*WORK TO DO*: Records follow. Pull out every line that contains "Change".

*MATERIAL FOR THIS EXERCISE*:
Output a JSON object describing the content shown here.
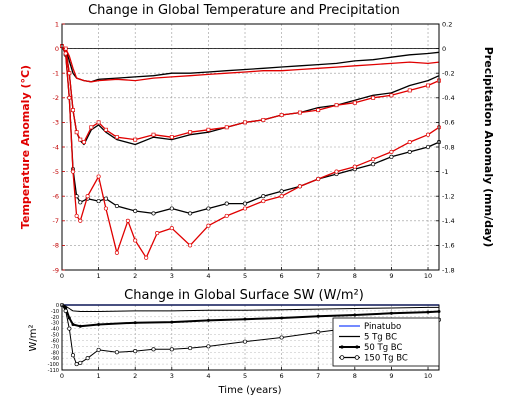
{
  "chart_data": [
    {
      "type": "line",
      "title": "Change in Global Temperature and Precipitation",
      "xlabel": "",
      "ylabel": "Temperature Anomaly (°C)",
      "ylabel_right": "Precipitation Anomaly (mm/day)",
      "xlim": [
        0,
        10.3
      ],
      "ylim": [
        -9,
        1
      ],
      "ylim_right": [
        -1.8,
        0.2
      ],
      "xticks": [
        "0",
        "1",
        "2",
        "3",
        "4",
        "5",
        "6",
        "7",
        "8",
        "9",
        "10"
      ],
      "yticks": [
        "1",
        "0",
        "-1",
        "-2",
        "-3",
        "-4",
        "-5",
        "-6",
        "-7",
        "-8",
        "-9"
      ],
      "yticks_right": [
        "0.2",
        "0",
        "-0.2",
        "-0.4",
        "-0.6",
        "-0.8",
        "-1",
        "-1.2",
        "-1.4",
        "-1.6",
        "-1.8"
      ],
      "grid": true,
      "colors": {
        "temperature": "#e00000",
        "precipitation": "#000000",
        "axis_left": "#c00000"
      },
      "series": [
        {
          "kind": "temperature",
          "case": "5 Tg BC",
          "marker": "none",
          "x": [
            0,
            0.1,
            0.2,
            0.3,
            0.4,
            0.6,
            0.8,
            1,
            1.5,
            2,
            2.5,
            3,
            3.5,
            4,
            4.5,
            5,
            5.5,
            6,
            6.5,
            7,
            7.5,
            8,
            8.5,
            9,
            9.5,
            10,
            10.3
          ],
          "y": [
            0.1,
            0.0,
            -0.3,
            -0.8,
            -1.2,
            -1.3,
            -1.35,
            -1.3,
            -1.25,
            -1.3,
            -1.2,
            -1.15,
            -1.1,
            -1.05,
            -1.0,
            -0.95,
            -0.9,
            -0.9,
            -0.85,
            -0.8,
            -0.75,
            -0.7,
            -0.65,
            -0.6,
            -0.55,
            -0.6,
            -0.55
          ]
        },
        {
          "kind": "temperature",
          "case": "50 Tg BC",
          "marker": "open-square",
          "x": [
            0,
            0.1,
            0.2,
            0.3,
            0.4,
            0.5,
            0.6,
            0.8,
            1,
            1.2,
            1.5,
            2,
            2.5,
            3,
            3.5,
            4,
            4.5,
            5,
            5.5,
            6,
            6.5,
            7,
            7.5,
            8,
            8.5,
            9,
            9.5,
            10,
            10.3
          ],
          "y": [
            0.1,
            0.0,
            -1.0,
            -2.5,
            -3.4,
            -3.7,
            -3.8,
            -3.2,
            -3.0,
            -3.3,
            -3.6,
            -3.7,
            -3.5,
            -3.6,
            -3.4,
            -3.3,
            -3.2,
            -3.0,
            -2.9,
            -2.7,
            -2.6,
            -2.5,
            -2.3,
            -2.2,
            -2.0,
            -1.9,
            -1.7,
            -1.5,
            -1.3
          ]
        },
        {
          "kind": "temperature",
          "case": "150 Tg BC",
          "marker": "open-circle",
          "x": [
            0,
            0.1,
            0.2,
            0.3,
            0.4,
            0.5,
            0.7,
            1,
            1.2,
            1.5,
            1.8,
            2,
            2.3,
            2.6,
            3,
            3.5,
            4,
            4.5,
            5,
            5.5,
            6,
            6.5,
            7,
            7.5,
            8,
            8.5,
            9,
            9.5,
            10,
            10.3
          ],
          "y": [
            0.1,
            -0.2,
            -2.0,
            -5.0,
            -6.8,
            -7.0,
            -6.0,
            -5.2,
            -6.5,
            -8.3,
            -7.0,
            -7.8,
            -8.5,
            -7.5,
            -7.3,
            -8.0,
            -7.2,
            -6.8,
            -6.5,
            -6.2,
            -6.0,
            -5.6,
            -5.3,
            -5.0,
            -4.8,
            -4.5,
            -4.2,
            -3.8,
            -3.5,
            -3.2
          ]
        },
        {
          "kind": "precipitation",
          "case": "5 Tg BC",
          "marker": "none",
          "x": [
            0,
            0.1,
            0.2,
            0.3,
            0.4,
            0.6,
            0.8,
            1,
            1.5,
            2,
            2.5,
            3,
            3.5,
            4,
            4.5,
            5,
            5.5,
            6,
            6.5,
            7,
            7.5,
            8,
            8.5,
            9,
            9.5,
            10,
            10.3
          ],
          "y": [
            0.02,
            0.0,
            -0.1,
            -0.2,
            -0.24,
            -0.26,
            -0.27,
            -0.25,
            -0.24,
            -0.23,
            -0.22,
            -0.2,
            -0.2,
            -0.19,
            -0.18,
            -0.17,
            -0.16,
            -0.15,
            -0.14,
            -0.13,
            -0.12,
            -0.1,
            -0.09,
            -0.07,
            -0.05,
            -0.04,
            -0.03
          ]
        },
        {
          "kind": "precipitation",
          "case": "50 Tg BC",
          "marker": "none",
          "x": [
            0,
            0.1,
            0.2,
            0.3,
            0.4,
            0.5,
            0.6,
            0.8,
            1,
            1.2,
            1.5,
            2,
            2.5,
            3,
            3.5,
            4,
            4.5,
            5,
            5.5,
            6,
            6.5,
            7,
            7.5,
            8,
            8.5,
            9,
            9.5,
            10,
            10.3
          ],
          "y": [
            0.02,
            0.0,
            -0.2,
            -0.5,
            -0.68,
            -0.75,
            -0.78,
            -0.66,
            -0.62,
            -0.68,
            -0.74,
            -0.78,
            -0.72,
            -0.74,
            -0.7,
            -0.68,
            -0.64,
            -0.6,
            -0.58,
            -0.54,
            -0.52,
            -0.48,
            -0.46,
            -0.42,
            -0.38,
            -0.36,
            -0.3,
            -0.26,
            -0.22
          ]
        },
        {
          "kind": "precipitation",
          "case": "150 Tg BC",
          "marker": "open-circle",
          "x": [
            0,
            0.1,
            0.2,
            0.3,
            0.4,
            0.5,
            0.7,
            1,
            1.2,
            1.5,
            2,
            2.5,
            3,
            3.5,
            4,
            4.5,
            5,
            5.5,
            6,
            6.5,
            7,
            7.5,
            8,
            8.5,
            9,
            9.5,
            10,
            10.3
          ],
          "y": [
            0.02,
            -0.05,
            -0.4,
            -0.98,
            -1.2,
            -1.25,
            -1.22,
            -1.24,
            -1.22,
            -1.28,
            -1.32,
            -1.34,
            -1.3,
            -1.34,
            -1.3,
            -1.26,
            -1.26,
            -1.2,
            -1.16,
            -1.12,
            -1.06,
            -1.02,
            -0.98,
            -0.94,
            -0.88,
            -0.84,
            -0.8,
            -0.76
          ]
        }
      ]
    },
    {
      "type": "line",
      "title": "Change in Global Surface SW (W/m²)",
      "xlabel": "Time (years)",
      "ylabel": "W/m²",
      "xlim": [
        0,
        10.3
      ],
      "ylim": [
        -110,
        0
      ],
      "xticks": [
        "0",
        "1",
        "2",
        "3",
        "4",
        "5",
        "6",
        "7",
        "8",
        "9",
        "10"
      ],
      "yticks": [
        "0",
        "-10",
        "-20",
        "-30",
        "-40",
        "-50",
        "-60",
        "-70",
        "-80",
        "-90",
        "-100",
        "-110"
      ],
      "grid": true,
      "legend": "bottom-right",
      "series": [
        {
          "name": "Pinatubo",
          "color": "#2244ff",
          "marker": "none",
          "x": [
            0,
            1,
            2,
            3,
            4,
            5,
            6,
            7,
            8,
            9,
            10,
            10.3
          ],
          "y": [
            0,
            0,
            0,
            0,
            0,
            0,
            0,
            0,
            0,
            0,
            0,
            0
          ]
        },
        {
          "name": "5 Tg BC",
          "color": "#000000",
          "marker": "none",
          "x": [
            0,
            0.1,
            0.2,
            0.3,
            0.5,
            1,
            2,
            3,
            4,
            5,
            6,
            7,
            8,
            9,
            10,
            10.3
          ],
          "y": [
            0,
            -2,
            -6,
            -10,
            -11,
            -11,
            -10,
            -10,
            -9,
            -9,
            -8,
            -7,
            -6,
            -5,
            -4,
            -4
          ]
        },
        {
          "name": "50 Tg BC",
          "color": "#000000",
          "marker": "filled-circle",
          "x": [
            0,
            0.1,
            0.2,
            0.3,
            0.5,
            1,
            2,
            3,
            4,
            5,
            6,
            7,
            8,
            9,
            10,
            10.3
          ],
          "y": [
            0,
            -5,
            -22,
            -33,
            -36,
            -33,
            -30,
            -29,
            -26,
            -24,
            -22,
            -19,
            -17,
            -14,
            -12,
            -11
          ]
        },
        {
          "name": "150 Tg BC",
          "color": "#000000",
          "marker": "open-circle",
          "x": [
            0,
            0.1,
            0.2,
            0.3,
            0.4,
            0.5,
            0.7,
            1,
            1.5,
            2,
            2.5,
            3,
            3.5,
            4,
            5,
            6,
            7,
            8,
            9,
            10,
            10.3
          ],
          "y": [
            0,
            -10,
            -40,
            -85,
            -100,
            -98,
            -90,
            -76,
            -80,
            -78,
            -75,
            -75,
            -73,
            -70,
            -62,
            -55,
            -46,
            -38,
            -33,
            -26,
            -25
          ]
        }
      ]
    }
  ]
}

*RESPONSE*:
      "title": "Change in Global Temperature and Precipitation",
      "title": "Change in Global Surface SW (W/m²)",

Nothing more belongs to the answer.